**Required task:**
The data must be returned in full and exactly as given.

**Supplied data:**
___

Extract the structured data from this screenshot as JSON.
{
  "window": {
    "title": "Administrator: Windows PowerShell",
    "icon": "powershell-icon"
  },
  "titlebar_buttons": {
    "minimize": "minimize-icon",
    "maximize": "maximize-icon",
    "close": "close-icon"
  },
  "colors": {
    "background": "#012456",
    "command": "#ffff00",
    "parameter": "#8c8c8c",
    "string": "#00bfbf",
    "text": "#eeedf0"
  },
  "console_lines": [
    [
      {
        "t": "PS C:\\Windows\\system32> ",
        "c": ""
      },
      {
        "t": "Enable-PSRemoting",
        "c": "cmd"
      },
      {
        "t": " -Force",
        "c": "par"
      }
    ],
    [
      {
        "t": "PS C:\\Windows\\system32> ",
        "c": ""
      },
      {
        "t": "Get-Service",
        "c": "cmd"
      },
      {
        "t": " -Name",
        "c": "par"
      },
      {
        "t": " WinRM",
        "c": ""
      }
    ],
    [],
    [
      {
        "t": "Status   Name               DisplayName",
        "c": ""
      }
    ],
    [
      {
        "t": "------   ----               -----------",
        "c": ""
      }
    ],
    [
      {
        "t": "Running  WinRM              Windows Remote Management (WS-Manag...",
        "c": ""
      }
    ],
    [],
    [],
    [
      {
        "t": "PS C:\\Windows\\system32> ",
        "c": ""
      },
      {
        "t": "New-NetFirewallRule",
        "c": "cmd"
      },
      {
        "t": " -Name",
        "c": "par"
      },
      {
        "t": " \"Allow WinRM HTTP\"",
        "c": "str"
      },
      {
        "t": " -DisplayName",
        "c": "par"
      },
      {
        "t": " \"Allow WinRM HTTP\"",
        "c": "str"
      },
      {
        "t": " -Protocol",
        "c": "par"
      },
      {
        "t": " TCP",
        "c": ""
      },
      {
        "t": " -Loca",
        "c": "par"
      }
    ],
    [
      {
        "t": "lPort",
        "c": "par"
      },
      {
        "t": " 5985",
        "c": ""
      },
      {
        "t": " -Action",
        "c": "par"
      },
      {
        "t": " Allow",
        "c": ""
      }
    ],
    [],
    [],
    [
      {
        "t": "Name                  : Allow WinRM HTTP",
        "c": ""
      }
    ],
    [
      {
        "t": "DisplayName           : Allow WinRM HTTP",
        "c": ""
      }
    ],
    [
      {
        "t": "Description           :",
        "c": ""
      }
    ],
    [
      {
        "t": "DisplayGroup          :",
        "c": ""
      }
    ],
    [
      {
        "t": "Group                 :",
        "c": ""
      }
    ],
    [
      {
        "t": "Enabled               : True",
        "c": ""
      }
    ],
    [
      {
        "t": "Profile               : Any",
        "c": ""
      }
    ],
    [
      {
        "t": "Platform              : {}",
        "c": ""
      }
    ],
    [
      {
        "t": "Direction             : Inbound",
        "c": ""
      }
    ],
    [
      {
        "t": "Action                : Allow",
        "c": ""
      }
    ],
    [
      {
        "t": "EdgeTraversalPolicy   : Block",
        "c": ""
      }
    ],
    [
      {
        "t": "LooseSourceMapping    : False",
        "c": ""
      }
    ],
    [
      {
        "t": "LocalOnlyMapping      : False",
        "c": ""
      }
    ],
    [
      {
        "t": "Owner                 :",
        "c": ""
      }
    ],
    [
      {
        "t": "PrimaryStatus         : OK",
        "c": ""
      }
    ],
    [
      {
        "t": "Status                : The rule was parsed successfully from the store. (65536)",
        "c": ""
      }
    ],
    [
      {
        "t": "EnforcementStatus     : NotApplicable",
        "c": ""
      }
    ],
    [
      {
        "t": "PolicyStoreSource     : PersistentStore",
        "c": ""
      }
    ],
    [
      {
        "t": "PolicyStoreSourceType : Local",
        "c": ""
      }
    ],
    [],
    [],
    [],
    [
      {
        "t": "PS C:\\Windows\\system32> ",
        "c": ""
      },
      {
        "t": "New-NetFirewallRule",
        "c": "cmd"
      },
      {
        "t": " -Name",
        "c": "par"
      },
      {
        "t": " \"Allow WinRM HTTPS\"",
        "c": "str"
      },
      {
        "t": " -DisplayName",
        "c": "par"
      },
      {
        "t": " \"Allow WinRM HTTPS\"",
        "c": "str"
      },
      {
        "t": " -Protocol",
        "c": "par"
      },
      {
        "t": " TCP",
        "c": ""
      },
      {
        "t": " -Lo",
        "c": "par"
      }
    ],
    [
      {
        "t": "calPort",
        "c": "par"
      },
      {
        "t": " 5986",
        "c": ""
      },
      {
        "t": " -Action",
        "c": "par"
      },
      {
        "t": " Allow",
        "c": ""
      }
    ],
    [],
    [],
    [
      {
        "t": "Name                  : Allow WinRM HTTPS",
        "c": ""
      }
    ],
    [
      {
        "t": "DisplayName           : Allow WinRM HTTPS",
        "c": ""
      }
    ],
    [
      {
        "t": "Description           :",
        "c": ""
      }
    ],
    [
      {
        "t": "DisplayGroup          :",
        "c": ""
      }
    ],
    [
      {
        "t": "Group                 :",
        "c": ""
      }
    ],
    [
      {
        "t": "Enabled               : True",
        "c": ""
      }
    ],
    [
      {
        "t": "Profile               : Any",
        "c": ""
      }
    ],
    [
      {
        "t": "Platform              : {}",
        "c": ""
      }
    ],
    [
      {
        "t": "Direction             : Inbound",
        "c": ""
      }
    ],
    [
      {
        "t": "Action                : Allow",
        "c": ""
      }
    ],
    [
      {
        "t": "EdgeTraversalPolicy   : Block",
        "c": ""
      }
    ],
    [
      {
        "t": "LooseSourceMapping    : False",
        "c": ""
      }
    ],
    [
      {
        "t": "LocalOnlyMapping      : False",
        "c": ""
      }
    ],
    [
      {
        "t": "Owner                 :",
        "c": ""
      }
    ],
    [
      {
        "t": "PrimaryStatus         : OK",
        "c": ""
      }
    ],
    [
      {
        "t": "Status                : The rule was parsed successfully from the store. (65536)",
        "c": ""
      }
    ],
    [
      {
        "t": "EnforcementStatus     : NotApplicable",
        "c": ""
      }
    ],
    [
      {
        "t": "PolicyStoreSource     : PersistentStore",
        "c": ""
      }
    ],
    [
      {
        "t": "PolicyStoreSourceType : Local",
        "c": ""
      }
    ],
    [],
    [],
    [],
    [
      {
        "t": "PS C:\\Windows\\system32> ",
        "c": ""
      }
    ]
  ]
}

___

**Task solution:**
Extract the structured data from this screenshot as JSON.
{
  "window": {
    "title": "Administrator: Windows PowerShell",
    "icon": "powershell-icon"
  },
  "titlebar_buttons": {
    "minimize": "minimize-icon",
    "maximize": "maximize-icon",
    "close": "close-icon"
  },
  "colors": {
    "background": "#012456",
    "command": "#ffff00",
    "parameter": "#8c8c8c",
    "string": "#00bfbf",
    "text": "#eeedf0"
  },
  "console_lines": [
    [
      {
        "t": "PS C:\\Windows\\system32> ",
        "c": ""
      },
      {
        "t": "Enable-PSRemoting",
        "c": "cmd"
      },
      {
        "t": " -Force",
        "c": "par"
      }
    ],
    [
      {
        "t": "PS C:\\Windows\\system32> ",
        "c": ""
      },
      {
        "t": "Get-Service",
        "c": "cmd"
      },
      {
        "t": " -Name",
        "c": "par"
      },
      {
        "t": " WinRM",
        "c": ""
      }
    ],
    [],
    [
      {
        "t": "Status   Name               DisplayName",
        "c": ""
      }
    ],
    [
      {
        "t": "------   ----               -----------",
        "c": ""
      }
    ],
    [
      {
        "t": "Running  WinRM              Windows Remote Management (WS-Manag...",
        "c": ""
      }
    ],
    [],
    [],
    [
      {
        "t": "PS C:\\Windows\\system32> ",
        "c": ""
      },
      {
        "t": "New-NetFirewallRule",
        "c": "cmd"
      },
      {
        "t": " -Name",
        "c": "par"
      },
      {
        "t": " \"Allow WinRM HTTP\"",
        "c": "str"
      },
      {
        "t": " -DisplayName",
        "c": "par"
      },
      {
        "t": " \"Allow WinRM HTTP\"",
        "c": "str"
      },
      {
        "t": " -Protocol",
        "c": "par"
      },
      {
        "t": " TCP",
        "c": ""
      },
      {
        "t": " -Loca",
        "c": "par"
      }
    ],
    [
      {
        "t": "lPort",
        "c": "par"
      },
      {
        "t": " 5985",
        "c": ""
      },
      {
        "t": " -Action",
        "c": "par"
      },
      {
        "t": " Allow",
        "c": ""
      }
    ],
    [],
    [],
    [
      {
        "t": "Name                  : Allow WinRM HTTP",
        "c": ""
      }
    ],
    [
      {
        "t": "DisplayName           : Allow WinRM HTTP",
        "c": ""
      }
    ],
    [
      {
        "t": "Description           :",
        "c": ""
      }
    ],
    [
      {
        "t": "DisplayGroup          :",
        "c": ""
      }
    ],
    [
      {
        "t": "Group                 :",
        "c": ""
      }
    ],
    [
      {
        "t": "Enabled               : True",
        "c": ""
      }
    ],
    [
      {
        "t": "Profile               : Any",
        "c": ""
      }
    ],
    [
      {
        "t": "Platform              : {}",
        "c": ""
      }
    ],
    [
      {
        "t": "Direction             : Inbound",
        "c": ""
      }
    ],
    [
      {
        "t": "Action                : Allow",
        "c": ""
      }
    ],
    [
      {
        "t": "EdgeTraversalPolicy   : Block",
        "c": ""
      }
    ],
    [
      {
        "t": "LooseSourceMapping    : False",
        "c": ""
      }
    ],
    [
      {
        "t": "LocalOnlyMapping      : False",
        "c": ""
      }
    ],
    [
      {
        "t": "Owner                 :",
        "c": ""
      }
    ],
    [
      {
        "t": "PrimaryStatus         : OK",
        "c": ""
      }
    ],
    [
      {
        "t": "Status                : The rule was parsed successfully from the store. (65536)",
        "c": ""
      }
    ],
    [
      {
        "t": "EnforcementStatus     : NotApplicable",
        "c": ""
      }
    ],
    [
      {
        "t": "PolicyStoreSource     : PersistentStore",
        "c": ""
      }
    ],
    [
      {
        "t": "PolicyStoreSourceType : Local",
        "c": ""
      }
    ],
    [],
    [],
    [],
    [
      {
        "t": "PS C:\\Windows\\system32> ",
        "c": ""
      },
      {
        "t": "New-NetFirewallRule",
        "c": "cmd"
      },
      {
        "t": " -Name",
        "c": "par"
      },
      {
        "t": " \"Allow WinRM HTTPS\"",
        "c": "str"
      },
      {
        "t": " -DisplayName",
        "c": "par"
      },
      {
        "t": " \"Allow WinRM HTTPS\"",
        "c": "str"
      },
      {
        "t": " -Protocol",
        "c": "par"
      },
      {
        "t": " TCP",
        "c": ""
      },
      {
        "t": " -Lo",
        "c": "par"
      }
    ],
    [
      {
        "t": "calPort",
        "c": "par"
      },
      {
        "t": " 5986",
        "c": ""
      },
      {
        "t": " -Action",
        "c": "par"
      },
      {
        "t": " Allow",
        "c": ""
      }
    ],
    [],
    [],
    [
      {
        "t": "Name                  : Allow WinRM HTTPS",
        "c": ""
      }
    ],
    [
      {
        "t": "DisplayName           : Allow WinRM HTTPS",
        "c": ""
      }
    ],
    [
      {
        "t": "Description           :",
        "c": ""
      }
    ],
    [
      {
        "t": "DisplayGroup          :",
        "c": ""
      }
    ],
    [
      {
        "t": "Group                 :",
        "c": ""
      }
    ],
    [
      {
        "t": "Enabled               : True",
        "c": ""
      }
    ],
    [
      {
        "t": "Profile               : Any",
        "c": ""
      }
    ],
    [
      {
        "t": "Platform              : {}",
        "c": ""
      }
    ],
    [
      {
        "t": "Direction             : Inbound",
        "c": ""
      }
    ],
    [
      {
        "t": "Action                : Allow",
        "c": ""
      }
    ],
    [
      {
        "t": "EdgeTraversalPolicy   : Block",
        "c": ""
      }
    ],
    [
      {
        "t": "LooseSourceMapping    : False",
        "c": ""
      }
    ],
    [
      {
        "t": "LocalOnlyMapping      : False",
        "c": ""
      }
    ],
    [
      {
        "t": "Owner                 :",
        "c": ""
      }
    ],
    [
      {
        "t": "PrimaryStatus         : OK",
        "c": ""
      }
    ],
    [
      {
        "t": "Status                : The rule was parsed successfully from the store. (65536)",
        "c": ""
      }
    ],
    [
      {
        "t": "EnforcementStatus     : NotApplicable",
        "c": ""
      }
    ],
    [
      {
        "t": "PolicyStoreSource     : PersistentStore",
        "c": ""
      }
    ],
    [
      {
        "t": "PolicyStoreSourceType : Local",
        "c": ""
      }
    ],
    [],
    [],
    [],
    [
      {
        "t": "PS C:\\Windows\\system32> ",
        "c": ""
      }
    ]
  ]
}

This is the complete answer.